Directions for this task:
Across the listing below, count the lines that mention the string "content". Reply with the figure only.

Entries provided:

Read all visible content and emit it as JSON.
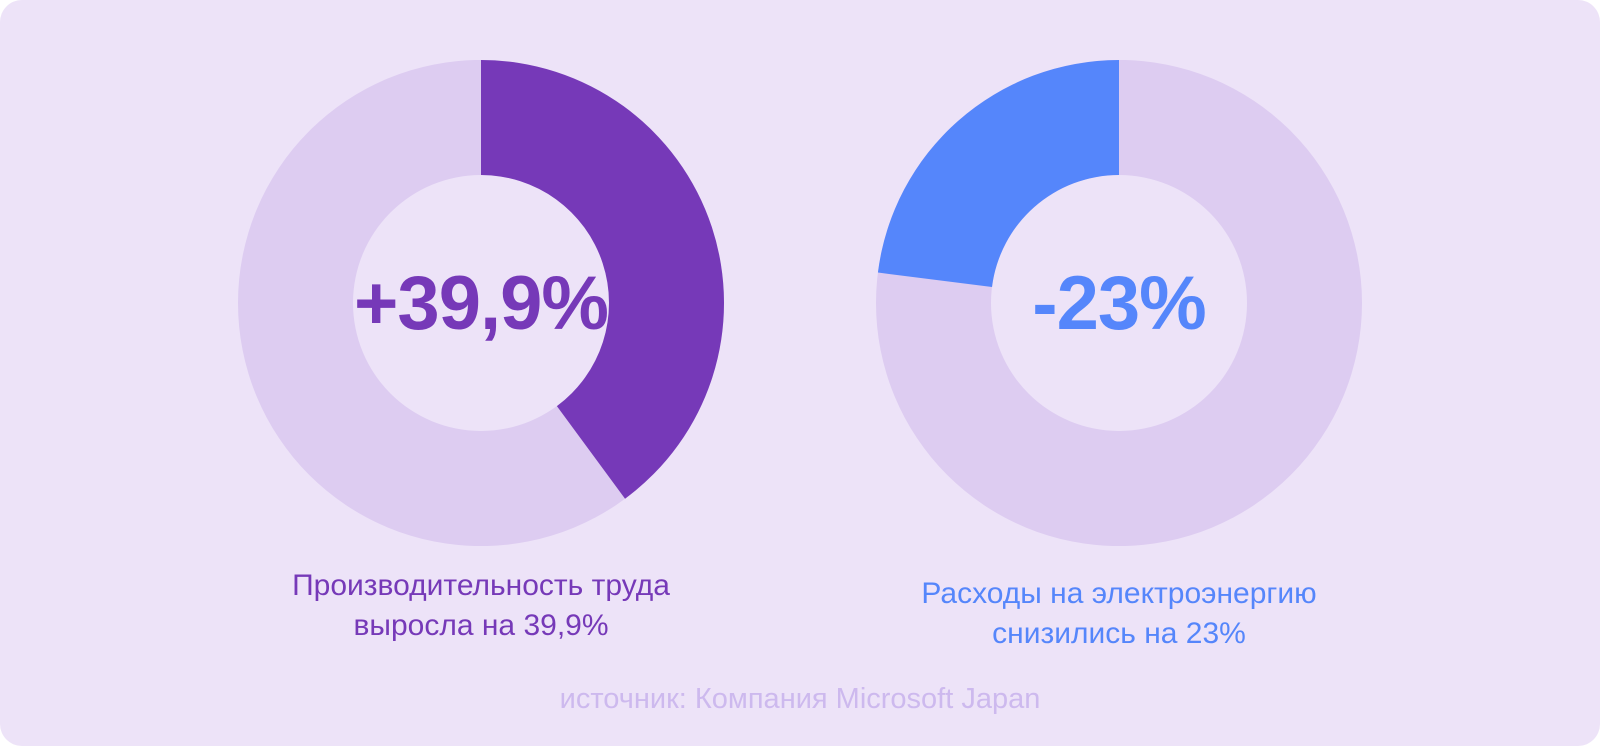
{
  "colors": {
    "background": "#ede3f8",
    "track": "#ddccf1",
    "productivity": "#7639b8",
    "energy": "#5586fb",
    "source_text": "#cdb9ee"
  },
  "chart_data": [
    {
      "type": "pie",
      "variant": "donut",
      "center_label": "+39,9%",
      "caption_line1": "Производительность труда",
      "caption_line2": "выросла на 39,9%",
      "values": [
        39.9,
        60.1
      ],
      "highlight_color": "#7639b8",
      "track_color": "#ddccf1"
    },
    {
      "type": "pie",
      "variant": "donut",
      "center_label": "-23%",
      "caption_line1": "Расходы на электроэнергию",
      "caption_line2": "снизились на 23%",
      "values": [
        23,
        77
      ],
      "direction": "counterclockwise",
      "highlight_color": "#5586fb",
      "track_color": "#ddccf1"
    }
  ],
  "source": "источник: Компания Microsoft Japan"
}
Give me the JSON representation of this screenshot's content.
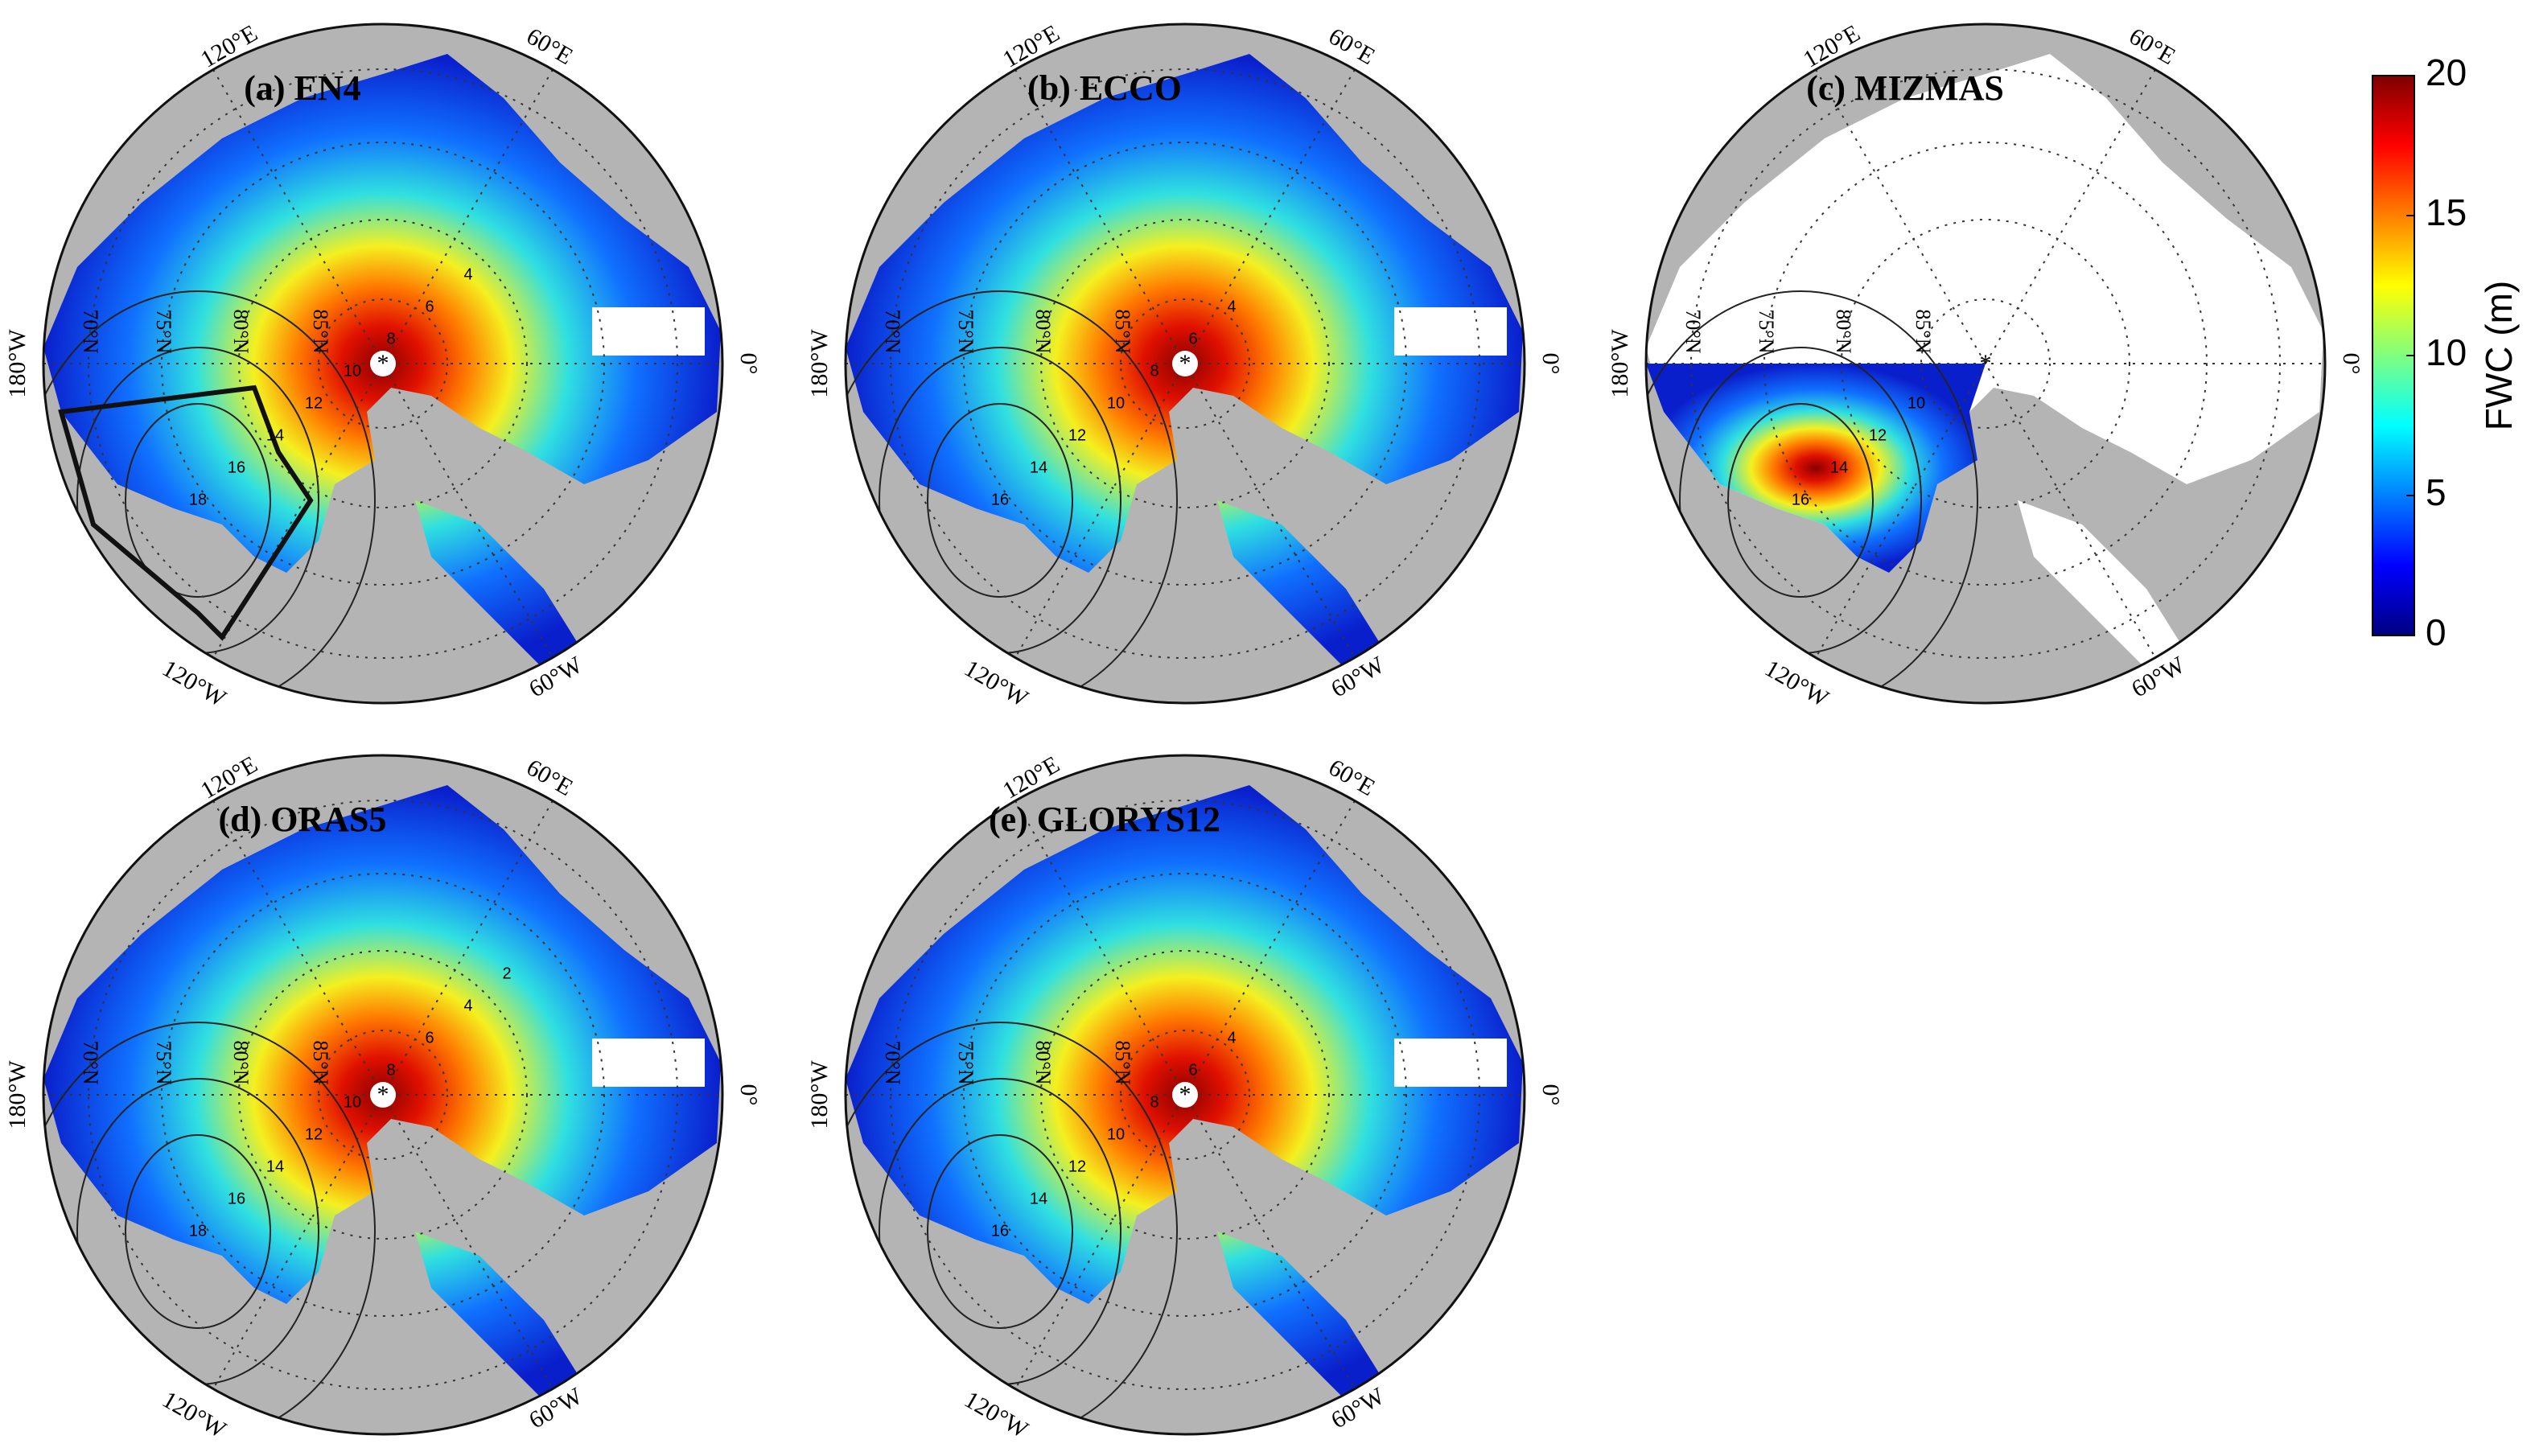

Output for this task:
2